# Directive
Every line below should be repeated exactly.

# Material
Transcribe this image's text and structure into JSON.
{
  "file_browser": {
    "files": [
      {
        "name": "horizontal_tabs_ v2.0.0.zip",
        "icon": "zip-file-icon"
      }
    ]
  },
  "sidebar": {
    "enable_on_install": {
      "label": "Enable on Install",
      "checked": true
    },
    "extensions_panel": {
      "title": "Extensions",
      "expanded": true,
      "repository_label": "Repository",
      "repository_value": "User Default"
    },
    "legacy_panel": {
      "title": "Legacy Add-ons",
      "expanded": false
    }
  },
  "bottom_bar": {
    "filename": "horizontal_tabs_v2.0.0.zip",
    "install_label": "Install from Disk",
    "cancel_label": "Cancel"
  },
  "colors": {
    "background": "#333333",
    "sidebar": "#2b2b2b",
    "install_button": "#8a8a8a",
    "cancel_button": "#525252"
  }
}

# Exercise response
Transcribe this image's text and structure into JSON.
{
  "file_browser": {
    "files": [
      {
        "name": "horizontal_tabs_ v2.0.0.zip",
        "icon": "zip-file-icon"
      }
    ]
  },
  "sidebar": {
    "enable_on_install": {
      "label": "Enable on Install",
      "checked": true
    },
    "extensions_panel": {
      "title": "Extensions",
      "expanded": true,
      "repository_label": "Repository",
      "repository_value": "User Default"
    },
    "legacy_panel": {
      "title": "Legacy Add-ons",
      "expanded": false
    }
  },
  "bottom_bar": {
    "filename": "horizontal_tabs_v2.0.0.zip",
    "install_label": "Install from Disk",
    "cancel_label": "Cancel"
  },
  "colors": {
    "background": "#333333",
    "sidebar": "#2b2b2b",
    "install_button": "#8a8a8a",
    "cancel_button": "#525252"
  }
}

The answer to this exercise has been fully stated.